[start of TASK INPUTS]

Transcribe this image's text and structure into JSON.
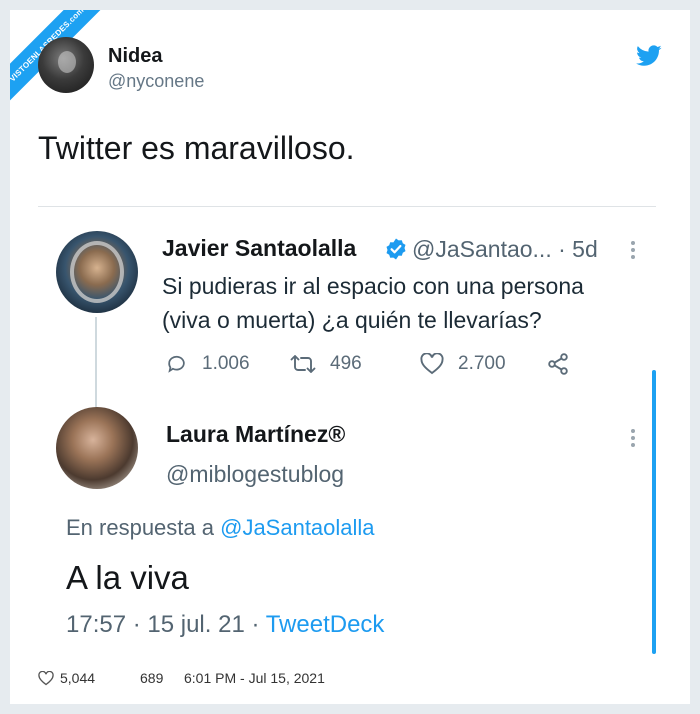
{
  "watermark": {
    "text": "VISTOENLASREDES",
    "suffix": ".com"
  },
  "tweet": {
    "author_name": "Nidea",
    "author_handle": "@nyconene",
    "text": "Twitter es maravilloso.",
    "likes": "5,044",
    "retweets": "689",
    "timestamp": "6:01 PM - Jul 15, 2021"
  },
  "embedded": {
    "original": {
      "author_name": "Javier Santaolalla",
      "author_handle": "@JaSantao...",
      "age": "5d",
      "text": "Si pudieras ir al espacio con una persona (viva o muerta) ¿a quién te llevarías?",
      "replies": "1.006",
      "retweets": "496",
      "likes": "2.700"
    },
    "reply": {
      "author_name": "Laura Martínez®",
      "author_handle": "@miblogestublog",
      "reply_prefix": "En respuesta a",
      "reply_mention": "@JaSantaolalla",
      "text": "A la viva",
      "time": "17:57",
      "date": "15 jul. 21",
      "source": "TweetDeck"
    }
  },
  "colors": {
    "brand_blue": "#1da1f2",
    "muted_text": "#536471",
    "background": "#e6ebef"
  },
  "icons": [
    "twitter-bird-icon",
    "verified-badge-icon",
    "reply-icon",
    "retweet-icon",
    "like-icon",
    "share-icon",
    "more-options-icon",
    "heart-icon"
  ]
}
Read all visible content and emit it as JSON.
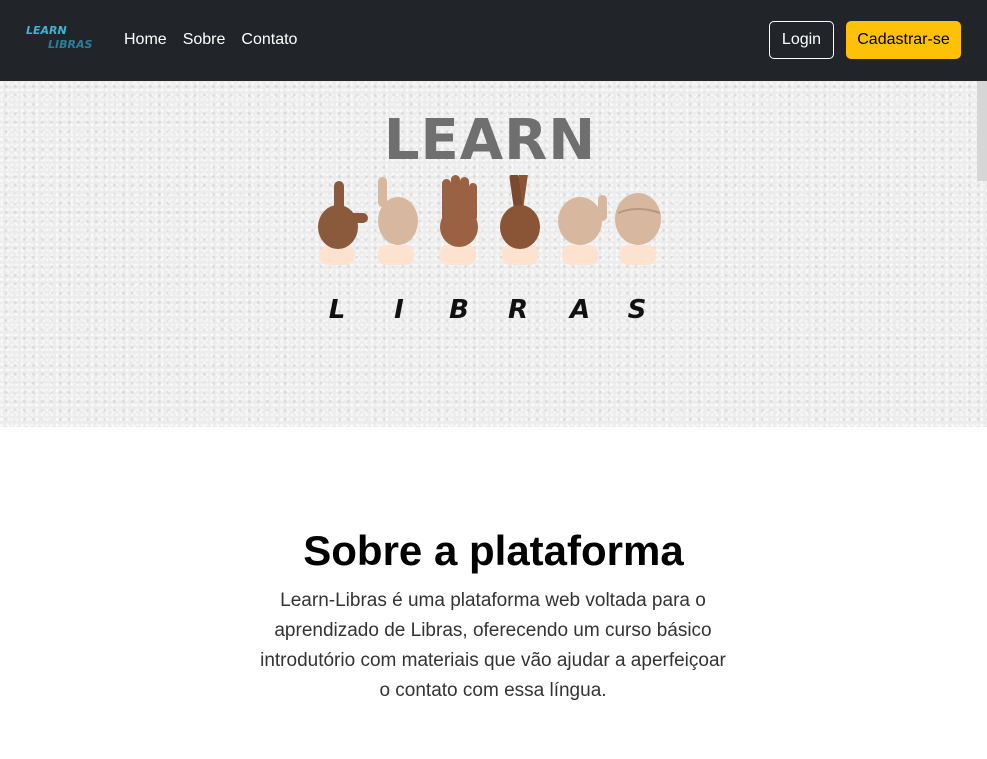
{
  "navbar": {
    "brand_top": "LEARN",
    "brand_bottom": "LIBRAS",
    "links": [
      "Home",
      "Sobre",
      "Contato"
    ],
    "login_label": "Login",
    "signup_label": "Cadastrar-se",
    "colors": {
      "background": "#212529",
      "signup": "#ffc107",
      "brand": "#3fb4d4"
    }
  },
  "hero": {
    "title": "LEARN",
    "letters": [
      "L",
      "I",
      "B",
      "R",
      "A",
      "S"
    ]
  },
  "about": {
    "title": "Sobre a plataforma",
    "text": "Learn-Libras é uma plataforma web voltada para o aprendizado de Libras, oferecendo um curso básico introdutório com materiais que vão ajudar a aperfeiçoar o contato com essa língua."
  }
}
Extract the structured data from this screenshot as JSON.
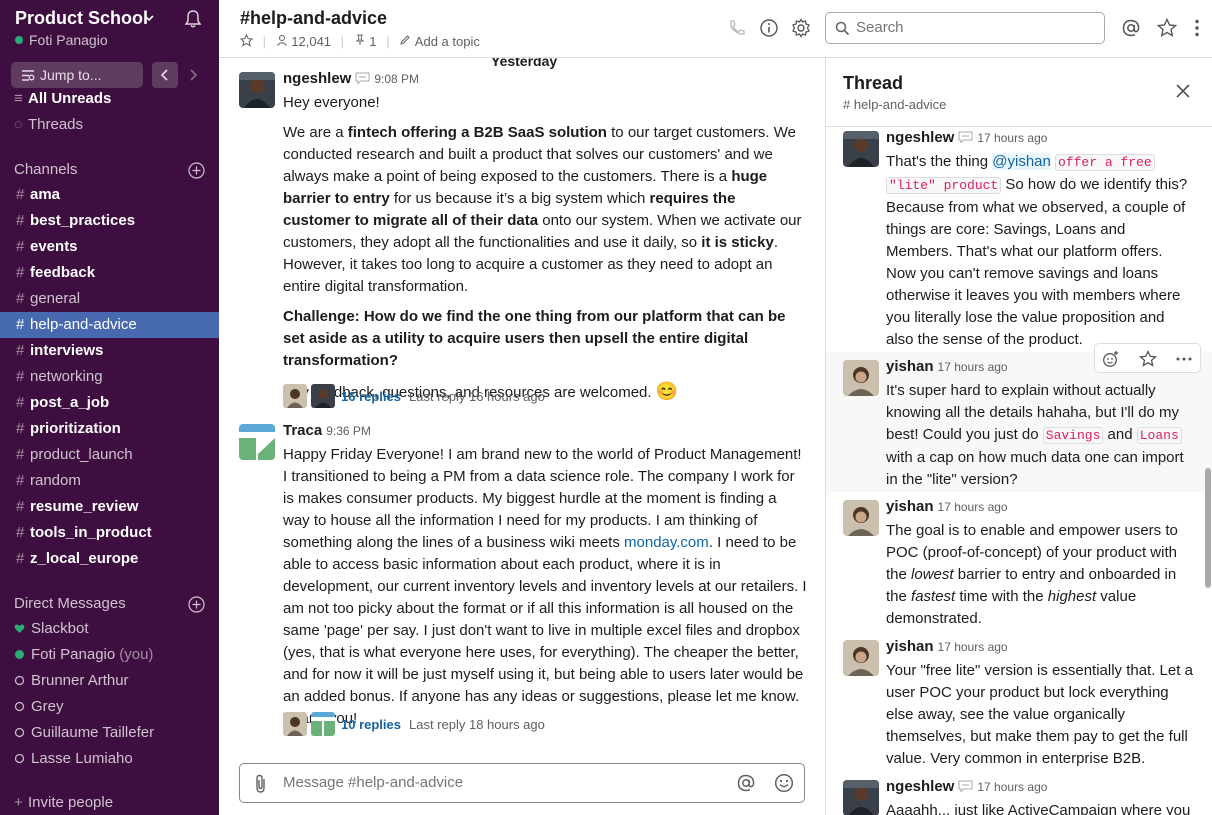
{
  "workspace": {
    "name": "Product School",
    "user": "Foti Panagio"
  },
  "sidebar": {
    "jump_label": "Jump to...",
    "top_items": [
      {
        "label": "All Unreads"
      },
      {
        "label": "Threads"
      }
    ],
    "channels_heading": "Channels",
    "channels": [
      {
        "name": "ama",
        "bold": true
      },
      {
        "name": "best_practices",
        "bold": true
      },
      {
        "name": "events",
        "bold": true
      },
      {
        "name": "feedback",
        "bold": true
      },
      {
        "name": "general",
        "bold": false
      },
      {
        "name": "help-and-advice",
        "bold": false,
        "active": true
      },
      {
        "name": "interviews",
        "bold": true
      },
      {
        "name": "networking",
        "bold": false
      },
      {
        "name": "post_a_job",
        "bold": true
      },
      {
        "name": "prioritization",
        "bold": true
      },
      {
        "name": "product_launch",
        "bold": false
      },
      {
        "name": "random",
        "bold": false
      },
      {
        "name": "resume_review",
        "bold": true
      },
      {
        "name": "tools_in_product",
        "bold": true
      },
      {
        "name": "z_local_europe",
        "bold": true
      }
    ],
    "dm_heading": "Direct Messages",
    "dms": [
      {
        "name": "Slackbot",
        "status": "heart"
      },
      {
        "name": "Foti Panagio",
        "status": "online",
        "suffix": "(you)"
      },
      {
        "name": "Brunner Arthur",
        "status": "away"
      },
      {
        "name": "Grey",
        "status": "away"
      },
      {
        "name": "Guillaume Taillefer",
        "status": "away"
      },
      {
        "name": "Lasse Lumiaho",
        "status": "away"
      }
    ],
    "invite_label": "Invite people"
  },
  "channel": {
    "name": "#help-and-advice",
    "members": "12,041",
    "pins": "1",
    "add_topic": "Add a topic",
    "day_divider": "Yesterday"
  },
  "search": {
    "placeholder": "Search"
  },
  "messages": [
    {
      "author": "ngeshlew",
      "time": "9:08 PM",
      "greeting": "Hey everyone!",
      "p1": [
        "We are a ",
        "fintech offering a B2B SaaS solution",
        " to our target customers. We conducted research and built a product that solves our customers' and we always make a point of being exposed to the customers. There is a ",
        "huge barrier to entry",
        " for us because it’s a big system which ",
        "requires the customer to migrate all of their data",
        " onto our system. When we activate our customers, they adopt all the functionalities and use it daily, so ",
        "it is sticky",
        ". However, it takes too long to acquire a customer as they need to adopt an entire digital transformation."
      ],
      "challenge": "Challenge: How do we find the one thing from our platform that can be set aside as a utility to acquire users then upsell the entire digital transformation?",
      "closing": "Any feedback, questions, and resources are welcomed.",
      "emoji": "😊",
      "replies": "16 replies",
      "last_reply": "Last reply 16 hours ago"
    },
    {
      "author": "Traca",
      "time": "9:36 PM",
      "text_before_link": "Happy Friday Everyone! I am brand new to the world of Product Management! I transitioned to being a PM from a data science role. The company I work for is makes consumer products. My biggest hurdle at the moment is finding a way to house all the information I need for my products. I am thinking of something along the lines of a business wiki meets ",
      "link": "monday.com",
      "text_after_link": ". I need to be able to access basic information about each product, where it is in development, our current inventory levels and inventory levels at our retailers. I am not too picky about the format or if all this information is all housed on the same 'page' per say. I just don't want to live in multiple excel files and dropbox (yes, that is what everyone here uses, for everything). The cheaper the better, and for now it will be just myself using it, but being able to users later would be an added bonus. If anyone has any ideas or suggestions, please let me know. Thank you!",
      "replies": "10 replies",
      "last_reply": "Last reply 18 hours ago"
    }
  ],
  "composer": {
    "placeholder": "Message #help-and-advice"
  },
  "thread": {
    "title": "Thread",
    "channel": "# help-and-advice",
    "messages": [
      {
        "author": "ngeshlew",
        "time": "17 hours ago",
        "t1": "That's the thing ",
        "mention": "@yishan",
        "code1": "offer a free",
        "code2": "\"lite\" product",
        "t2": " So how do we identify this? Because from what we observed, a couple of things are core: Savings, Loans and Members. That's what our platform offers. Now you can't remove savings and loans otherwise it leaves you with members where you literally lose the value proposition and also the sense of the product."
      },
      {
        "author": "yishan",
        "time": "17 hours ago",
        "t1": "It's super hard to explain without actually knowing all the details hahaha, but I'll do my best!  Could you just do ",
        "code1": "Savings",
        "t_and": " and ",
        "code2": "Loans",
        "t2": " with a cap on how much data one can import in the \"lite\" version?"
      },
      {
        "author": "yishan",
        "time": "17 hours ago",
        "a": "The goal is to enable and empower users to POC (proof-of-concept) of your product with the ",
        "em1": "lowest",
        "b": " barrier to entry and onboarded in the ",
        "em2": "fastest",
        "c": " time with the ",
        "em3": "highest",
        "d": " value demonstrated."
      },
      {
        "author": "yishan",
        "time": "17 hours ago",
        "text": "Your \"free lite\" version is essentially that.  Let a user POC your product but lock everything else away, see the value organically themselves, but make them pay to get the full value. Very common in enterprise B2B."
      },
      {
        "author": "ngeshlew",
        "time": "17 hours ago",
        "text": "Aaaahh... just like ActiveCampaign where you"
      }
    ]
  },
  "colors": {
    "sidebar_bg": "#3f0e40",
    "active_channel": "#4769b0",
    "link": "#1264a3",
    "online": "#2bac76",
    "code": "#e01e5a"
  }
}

[end of TASK INPUTS]

STATED EXERCISE :: Output a faithful copy of the data, with each picture left out.

FINAL ANSWER ::
Transcribe this image's text and structure into JSON.
{
  "watermark": {
    "text": "VISTOENLASREDES",
    "suffix": ".com"
  },
  "tweet": {
    "author_name": "Nidea",
    "author_handle": "@nyconene",
    "text": "Twitter es maravilloso.",
    "likes": "5,044",
    "retweets": "689",
    "timestamp": "6:01 PM - Jul 15, 2021"
  },
  "embedded": {
    "original": {
      "author_name": "Javier Santaolalla",
      "author_handle": "@JaSantao...",
      "age": "5d",
      "text": "Si pudieras ir al espacio con una persona (viva o muerta) ¿a quién te llevarías?",
      "replies": "1.006",
      "retweets": "496",
      "likes": "2.700"
    },
    "reply": {
      "author_name": "Laura Martínez®",
      "author_handle": "@miblogestublog",
      "reply_prefix": "En respuesta a",
      "reply_mention": "@JaSantaolalla",
      "text": "A la viva",
      "time": "17:57",
      "date": "15 jul. 21",
      "source": "TweetDeck"
    }
  },
  "colors": {
    "brand_blue": "#1da1f2",
    "muted_text": "#536471",
    "background": "#e6ebef"
  },
  "icons": [
    "twitter-bird-icon",
    "verified-badge-icon",
    "reply-icon",
    "retweet-icon",
    "like-icon",
    "share-icon",
    "more-options-icon",
    "heart-icon"
  ]
}
Read all visible content and emit it as JSON.
{
  "navbar": {
    "brand_top": "LEARN",
    "brand_bottom": "LIBRAS",
    "links": [
      "Home",
      "Sobre",
      "Contato"
    ],
    "login_label": "Login",
    "signup_label": "Cadastrar-se",
    "colors": {
      "background": "#212529",
      "signup": "#ffc107",
      "brand": "#3fb4d4"
    }
  },
  "hero": {
    "title": "LEARN",
    "letters": [
      "L",
      "I",
      "B",
      "R",
      "A",
      "S"
    ]
  },
  "about": {
    "title": "Sobre a plataforma",
    "text": "Learn-Libras é uma plataforma web voltada para o aprendizado de Libras, oferecendo um curso básico introdutório com materiais que vão ajudar a aperfeiçoar o contato com essa língua."
  }
}
Extract the structured data from this screenshot as JSON.
{
  "workspace": {
    "name": "Product School",
    "user": "Foti Panagio"
  },
  "sidebar": {
    "jump_label": "Jump to...",
    "top_items": [
      {
        "label": "All Unreads"
      },
      {
        "label": "Threads"
      }
    ],
    "channels_heading": "Channels",
    "channels": [
      {
        "name": "ama",
        "bold": true
      },
      {
        "name": "best_practices",
        "bold": true
      },
      {
        "name": "events",
        "bold": true
      },
      {
        "name": "feedback",
        "bold": true
      },
      {
        "name": "general",
        "bold": false
      },
      {
        "name": "help-and-advice",
        "bold": false,
        "active": true
      },
      {
        "name": "interviews",
        "bold": true
      },
      {
        "name": "networking",
        "bold": false
      },
      {
        "name": "post_a_job",
        "bold": true
      },
      {
        "name": "prioritization",
        "bold": true
      },
      {
        "name": "product_launch",
        "bold": false
      },
      {
        "name": "random",
        "bold": false
      },
      {
        "name": "resume_review",
        "bold": true
      },
      {
        "name": "tools_in_product",
        "bold": true
      },
      {
        "name": "z_local_europe",
        "bold": true
      }
    ],
    "dm_heading": "Direct Messages",
    "dms": [
      {
        "name": "Slackbot",
        "status": "heart"
      },
      {
        "name": "Foti Panagio",
        "status": "online",
        "suffix": "(you)"
      },
      {
        "name": "Brunner Arthur",
        "status": "away"
      },
      {
        "name": "Grey",
        "status": "away"
      },
      {
        "name": "Guillaume Taillefer",
        "status": "away"
      },
      {
        "name": "Lasse Lumiaho",
        "status": "away"
      }
    ],
    "invite_label": "Invite people"
  },
  "channel": {
    "name": "#help-and-advice",
    "members": "12,041",
    "pins": "1",
    "add_topic": "Add a topic",
    "day_divider": "Yesterday"
  },
  "search": {
    "placeholder": "Search"
  },
  "messages": [
    {
      "author": "ngeshlew",
      "time": "9:08 PM",
      "greeting": "Hey everyone!",
      "p1": [
        "We are a ",
        "fintech offering a B2B SaaS solution",
        " to our target customers. We conducted research and built a product that solves our customers' and we always make a point of being exposed to the customers. There is a ",
        "huge barrier to entry",
        " for us because it’s a big system which ",
        "requires the customer to migrate all of their data",
        " onto our system. When we activate our customers, they adopt all the functionalities and use it daily, so ",
        "it is sticky",
        ". However, it takes too long to acquire a customer as they need to adopt an entire digital transformation."
      ],
      "challenge": "Challenge: How do we find the one thing from our platform that can be set aside as a utility to acquire users then upsell the entire digital transformation?",
      "closing": "Any feedback, questions, and resources are welcomed.",
      "emoji": "😊",
      "replies": "16 replies",
      "last_reply": "Last reply 16 hours ago"
    },
    {
      "author": "Traca",
      "time": "9:36 PM",
      "text_before_link": "Happy Friday Everyone! I am brand new to the world of Product Management! I transitioned to being a PM from a data science role. The company I work for is makes consumer products. My biggest hurdle at the moment is finding a way to house all the information I need for my products. I am thinking of something along the lines of a business wiki meets ",
      "link": "monday.com",
      "text_after_link": ". I need to be able to access basic information about each product, where it is in development, our current inventory levels and inventory levels at our retailers. I am not too picky about the format or if all this information is all housed on the same 'page' per say. I just don't want to live in multiple excel files and dropbox (yes, that is what everyone here uses, for everything). The cheaper the better, and for now it will be just myself using it, but being able to users later would be an added bonus. If anyone has any ideas or suggestions, please let me know. Thank you!",
      "replies": "10 replies",
      "last_reply": "Last reply 18 hours ago"
    }
  ],
  "composer": {
    "placeholder": "Message #help-and-advice"
  },
  "thread": {
    "title": "Thread",
    "channel": "# help-and-advice",
    "messages": [
      {
        "author": "ngeshlew",
        "time": "17 hours ago",
        "t1": "That's the thing ",
        "mention": "@yishan",
        "code1": "offer a free",
        "code2": "\"lite\" product",
        "t2": " So how do we identify this? Because from what we observed, a couple of things are core: Savings, Loans and Members. That's what our platform offers. Now you can't remove savings and loans otherwise it leaves you with members where you literally lose the value proposition and also the sense of the product."
      },
      {
        "author": "yishan",
        "time": "17 hours ago",
        "t1": "It's super hard to explain without actually knowing all the details hahaha, but I'll do my best!  Could you just do ",
        "code1": "Savings",
        "t_and": " and ",
        "code2": "Loans",
        "t2": " with a cap on how much data one can import in the \"lite\" version?"
      },
      {
        "author": "yishan",
        "time": "17 hours ago",
        "a": "The goal is to enable and empower users to POC (proof-of-concept) of your product with the ",
        "em1": "lowest",
        "b": " barrier to entry and onboarded in the ",
        "em2": "fastest",
        "c": " time with the ",
        "em3": "highest",
        "d": " value demonstrated."
      },
      {
        "author": "yishan",
        "time": "17 hours ago",
        "text": "Your \"free lite\" version is essentially that.  Let a user POC your product but lock everything else away, see the value organically themselves, but make them pay to get the full value. Very common in enterprise B2B."
      },
      {
        "author": "ngeshlew",
        "time": "17 hours ago",
        "text": "Aaaahh... just like ActiveCampaign where you"
      }
    ]
  },
  "colors": {
    "sidebar_bg": "#3f0e40",
    "active_channel": "#4769b0",
    "link": "#1264a3",
    "online": "#2bac76",
    "code": "#e01e5a"
  }
}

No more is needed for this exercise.